• _YOUR GOAL_: Return the lines unchanged, beginning at the one that contains "footnote-line: werden sollte, Dallin" and stopping after the one that contains "footnote-number: 32 [100,827,112,836]".

Image-based layout entries
::::

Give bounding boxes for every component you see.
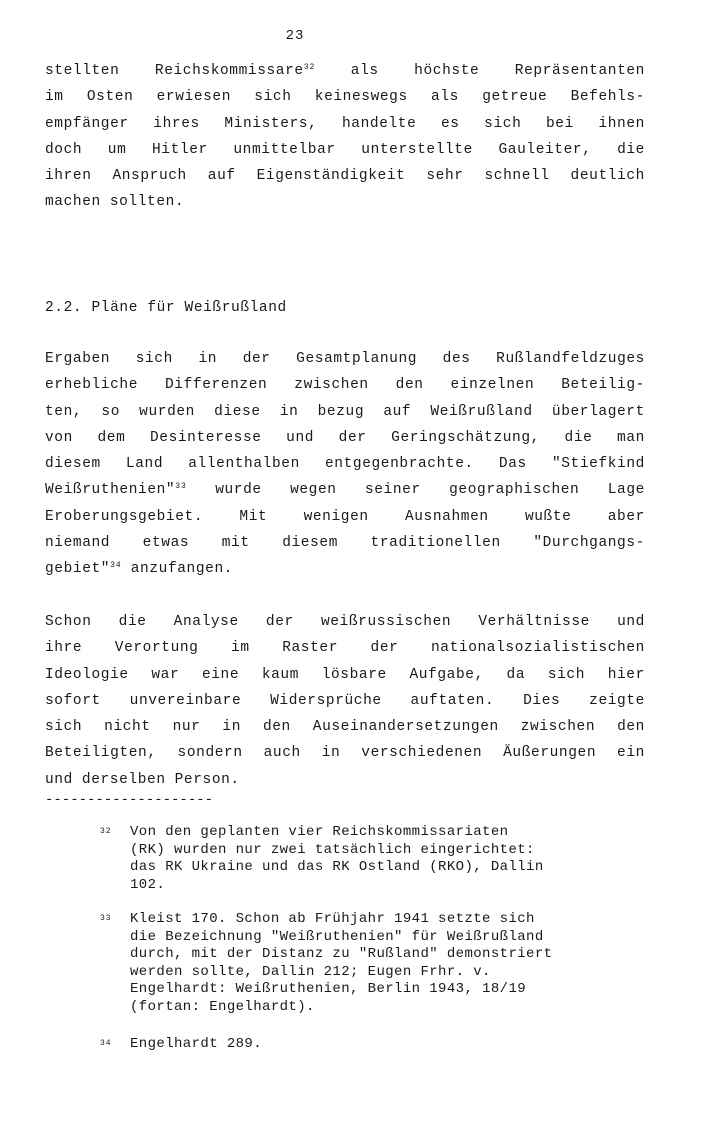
footnote-line: werden sollte, Dallin 212; Eugen Frhr. v. [130,963,491,980]
section-heading: 2.2. Pläne für Weißrußland [45,300,287,316]
footnote-number: 34 [100,1039,112,1048]
footnote-separator: -------------------- [45,792,214,808]
text-line: gebiet"$^{34}$ anzufangen. [45,561,234,578]
text-line: von dem Desinteresse und der Geringschätzung, die man [45,429,645,446]
footnote-number: 32 [100,827,112,836]
text-line: diesem Land allenthalben entgegenbrachte. Das "Stiefkind [45,456,645,473]
paragraph-2 [45,346,645,583]
text-line: sofort unvereinbare Widersprüche auftaten. Dies zeigte [45,692,645,709]
text-line: machen sollten. [45,194,185,211]
text-line: stellten Reichskommissare$^{32}$ als höchste Repräsentanten [45,63,645,79]
page-number: 23 [285,28,305,44]
text-line: Beteiligten, sondern auch in verschiedenen Äußerungen ein [45,745,645,762]
footnote-line: Von den geplanten vier Reichskommissariaten [130,824,509,840]
text-line: ihre Verortung im Raster der nationalsozialistischen [45,640,645,657]
text-line: niemand etwas mit diesem traditionellen "Durchgangs- [45,535,645,552]
text-line: und derselben Person. [45,771,240,788]
text-line: ten, so wurden diese in bezug auf Weißrußland überlagert [45,403,645,420]
footnote-line: die Bezeichnung "Weißruthenien" für Weißrußland [130,928,544,945]
footnote-line: Engelhardt: Weißruthenien, Berlin 1943, 18/19 [130,981,527,997]
footnote-33 [100,911,660,1016]
text-line: doch um Hitler unmittelbar unterstellte Gauleiter, die [45,141,645,158]
footnote-line: das RK Ukraine und das RK Ostland (RKO), Dallin [130,859,544,875]
footnote-line: Kleist 170. Schon ab Frühjahr 1941 setzte sich [130,911,535,927]
footnote-34 [100,1036,660,1054]
paragraph-1 [45,58,645,216]
text-line: Ideologie war eine kaum lösbare Aufgabe, da sich hier [45,666,645,683]
footnote-line: (RK) wurden nur zwei tatsächlich eingerichtet: [130,841,535,858]
paragraph-3 [45,609,645,793]
footnote-line: durch, mit der Distanz zu "Rußland" demonstriert [130,946,553,962]
text-line: empfänger ihres Ministers, handelte es sich bei ihnen [45,115,645,132]
footnote-line: Engelhardt 289. [130,1036,263,1052]
text-line: Weißruthenien"$^{33}$ wurde wegen seiner geographischen Lage [45,482,645,499]
text-line: Ergaben sich in der Gesamtplanung des Rußlandfeldzuges [45,351,645,367]
footnote-line: (fortan: Engelhardt). [130,998,315,1015]
text-line: Schon die Analyse der weißrussischen Verhältnisse und [45,614,645,630]
text-line: ihren Anspruch auf Eigenständigkeit sehr schnell deutlich [45,168,645,185]
footnote-ref-32[interactable]: 32 [303,63,316,72]
footnote-line: 102. [130,876,166,893]
footnote-32 [100,824,660,894]
footnote-ref-34[interactable]: 34 [110,561,122,571]
footnote-ref-33[interactable]: 33 [175,482,187,492]
footnote-number: 33 [100,914,112,923]
text-line: im Osten erwiesen sich keineswegs als getreue Befehls- [45,89,645,106]
text-line: erhebliche Differenzen zwischen den einzelnen Beteilig- [45,377,645,394]
text-line: Eroberungsgebiet. Mit wenigen Ausnahmen wußte aber [45,508,645,525]
text-line: sich nicht nur in den Auseinandersetzungen zwischen den [45,719,645,736]
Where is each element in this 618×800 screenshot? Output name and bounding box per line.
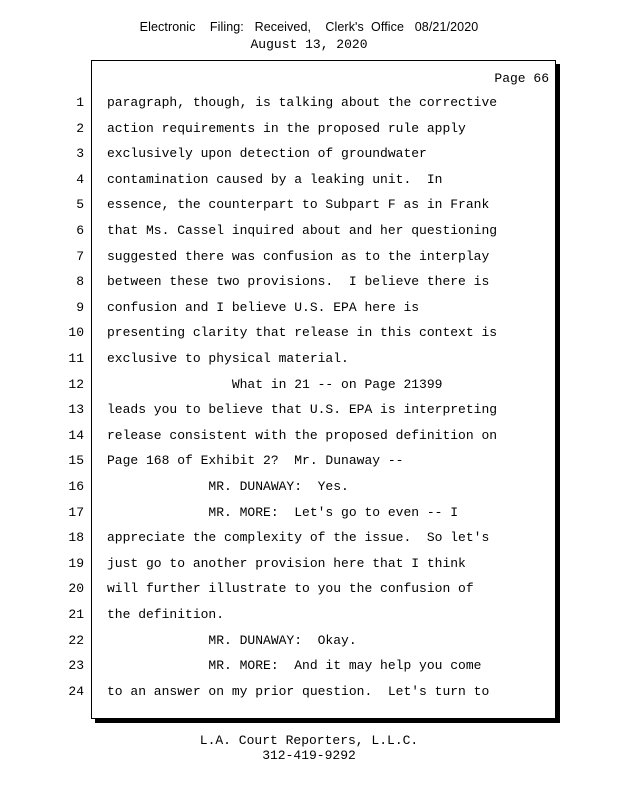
transcript-line xyxy=(0,90,560,116)
line-number: 6 xyxy=(76,223,84,238)
line-number: 9 xyxy=(76,299,84,315)
line-number: 23 xyxy=(68,658,84,674)
line-number: 3 xyxy=(76,146,84,162)
page-number: Page 66 xyxy=(494,71,549,86)
transcript-line xyxy=(0,244,560,270)
reporter-phone: 312-419-9292 xyxy=(262,748,356,763)
filing-stamp: Electronic Filing: Received, Clerk's Office 08/21/2020 xyxy=(139,20,479,34)
line-text: the definition. xyxy=(107,607,225,622)
line-number: 12 xyxy=(68,376,84,392)
line-number: 8 xyxy=(76,274,84,290)
transcript-line xyxy=(0,346,560,372)
transcript-line xyxy=(0,218,560,244)
transcript-line xyxy=(0,423,560,449)
transcript-line xyxy=(0,269,560,295)
line-number: 2 xyxy=(76,120,84,136)
line-text: release consistent with the proposed definition on xyxy=(107,427,498,443)
line-number: 1 xyxy=(76,95,84,110)
line-number: 11 xyxy=(68,351,84,366)
transcript-line xyxy=(0,192,560,218)
line-number: 7 xyxy=(76,248,84,264)
transcript-line xyxy=(0,295,560,321)
line-number: 13 xyxy=(68,402,84,418)
transcript-line xyxy=(0,448,560,474)
transcript-line xyxy=(0,679,560,705)
line-text: appreciate the complexity of the issue. So let's xyxy=(107,530,490,546)
line-number: 24 xyxy=(68,683,84,699)
line-text: What in 21 -- on Page 21399 xyxy=(107,376,443,392)
line-number: 18 xyxy=(68,530,84,546)
line-number: 17 xyxy=(68,504,84,520)
transcript-line xyxy=(0,500,560,526)
reporter-company: L.A. Court Reporters, L.L.C. xyxy=(199,733,419,748)
line-text: just go to another provision here that I think xyxy=(107,555,466,571)
transcript-line xyxy=(0,525,560,551)
line-number: 5 xyxy=(76,197,84,213)
line-number: 19 xyxy=(68,555,84,571)
line-number: 14 xyxy=(68,427,84,443)
line-number: 15 xyxy=(68,453,84,469)
transcript-line xyxy=(0,602,560,628)
transcript-line xyxy=(0,167,560,193)
line-text: between these two provisions. I believe there is xyxy=(107,274,490,290)
line-text: leads you to believe that U.S. EPA is interpreting xyxy=(107,402,498,418)
transcript-line xyxy=(0,551,560,577)
transcript-line xyxy=(0,372,560,398)
line-text: Page 168 of Exhibit 2? Mr. Dunaway -- xyxy=(107,453,404,469)
line-text: essence, the counterpart to Subpart F as in Frank xyxy=(107,197,490,213)
line-text: contamination caused by a leaking unit. In xyxy=(107,171,443,187)
line-text: MR. DUNAWAY: Okay. xyxy=(107,632,357,648)
line-number: 16 xyxy=(68,479,84,494)
line-text: suggested there was confusion as to the interplay xyxy=(107,248,490,264)
line-text: MR. MORE: And it may help you come xyxy=(107,658,482,674)
line-text: presenting clarity that release in this context is xyxy=(107,325,498,341)
line-text: MR. MORE: Let's go to even -- I xyxy=(107,504,459,520)
line-number: 20 xyxy=(68,581,84,597)
line-text: confusion and I believe U.S. EPA here is xyxy=(107,299,420,315)
line-text: MR. DUNAWAY: Yes. xyxy=(107,479,349,494)
line-number: 21 xyxy=(68,607,84,622)
line-text: exclusive to physical material. xyxy=(107,351,349,366)
transcript-line xyxy=(0,628,560,654)
line-text: exclusively upon detection of groundwater xyxy=(107,146,427,162)
transcript-line xyxy=(0,116,560,142)
line-text: paragraph, though, is talking about the corrective xyxy=(107,95,498,110)
transcript-line xyxy=(0,653,560,679)
line-text: action requirements in the proposed rule apply xyxy=(107,120,466,136)
transcript-line xyxy=(0,141,560,167)
transcript-line xyxy=(0,397,560,423)
line-text: will further illustrate to you the confusion of xyxy=(107,581,474,597)
line-number: 22 xyxy=(68,632,84,648)
transcript-line xyxy=(0,576,560,602)
hearing-date: August 13, 2020 xyxy=(250,37,368,52)
line-number: 4 xyxy=(76,171,84,187)
transcript-line xyxy=(0,320,560,346)
line-text: that Ms. Cassel inquired about and her questioning xyxy=(107,223,498,238)
line-number: 10 xyxy=(68,325,84,341)
transcript-line xyxy=(0,474,560,500)
line-text: to an answer on my prior question. Let's turn to xyxy=(107,683,490,699)
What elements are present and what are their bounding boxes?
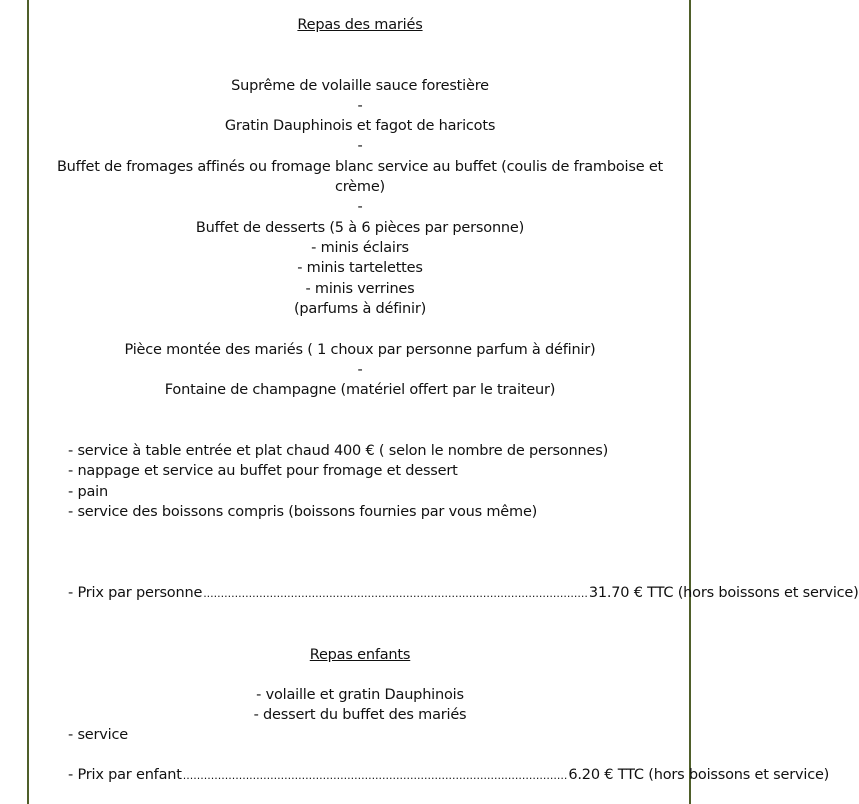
children-menu-title: Repas enfants bbox=[309, 647, 411, 663]
page-border-left bbox=[27, 0, 29, 804]
dessert-buffet: Buffet de desserts (5 à 6 pièces par personne) bbox=[195, 220, 525, 236]
separator: - bbox=[357, 199, 363, 215]
service-item: - nappage et service au buffet pour fromage et dessert bbox=[68, 463, 458, 479]
price-label: - Prix par personne bbox=[68, 585, 203, 601]
children-item: - volaille et gratin Dauphinois bbox=[256, 687, 464, 703]
page-border-right bbox=[689, 0, 691, 804]
price-per-person bbox=[68, 583, 859, 604]
price-value: 31.70 € TTC (hors boissons et service) bbox=[588, 585, 859, 601]
main-course: Suprême de volaille sauce forestière bbox=[231, 78, 489, 94]
separator: - bbox=[357, 98, 363, 114]
service-item: - service à table entrée et plat chaud 400 € ( selon le nombre de personnes) bbox=[68, 443, 609, 459]
price-per-child bbox=[68, 765, 830, 786]
wedding-cake: Pièce montée des mariés ( 1 choux par personne parfum à définir) bbox=[124, 342, 596, 358]
wedding-menu-title: Repas des mariés bbox=[297, 17, 423, 33]
service-item: - pain bbox=[68, 484, 108, 500]
dessert-item: - minis verrines bbox=[305, 281, 415, 297]
cheese-buffet-line-2: crème) bbox=[334, 179, 386, 195]
dessert-item: - minis éclairs bbox=[311, 240, 409, 256]
dot-leader: .............................................................................................................. bbox=[203, 587, 588, 600]
dot-leader: .............................................................................................................. bbox=[182, 769, 568, 782]
dessert-item: - minis tartelettes bbox=[297, 260, 423, 276]
side-dish: Gratin Dauphinois et fagot de haricots bbox=[224, 118, 496, 134]
separator: - bbox=[357, 138, 363, 154]
price-label: - Prix par enfant bbox=[68, 767, 182, 783]
service-item: - service des boissons compris (boissons fournies par vous même) bbox=[68, 504, 538, 520]
separator: - bbox=[357, 362, 363, 378]
price-value: 6.20 € TTC (hors boissons et service) bbox=[568, 767, 830, 783]
children-service: - service bbox=[68, 727, 128, 743]
dessert-flavours: (parfums à définir) bbox=[293, 301, 427, 317]
children-item: - dessert du buffet des mariés bbox=[253, 707, 467, 723]
cheese-buffet-line-1: Buffet de fromages affinés ou fromage blanc service au buffet (coulis de framboise et bbox=[56, 159, 664, 175]
champagne-fountain: Fontaine de champagne (matériel offert par le traiteur) bbox=[164, 382, 556, 398]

::::

• _ANSWER TO THIS EXERCISE_:
footnote-line: werden sollte, Dallin 212; Eugen Frhr. v. [130,963,491,980]
section-heading: 2.2. Pläne für Weißrußland [45,300,287,316]
footnote-number: 34 [100,1039,112,1048]
footnote-separator: -------------------- [45,792,214,808]
text-line: gebiet"$^{34}$ anzufangen. [45,561,234,578]
text-line: von dem Desinteresse und der Geringschätzung, die man [45,429,645,446]
footnote-number: 32 [100,827,112,836]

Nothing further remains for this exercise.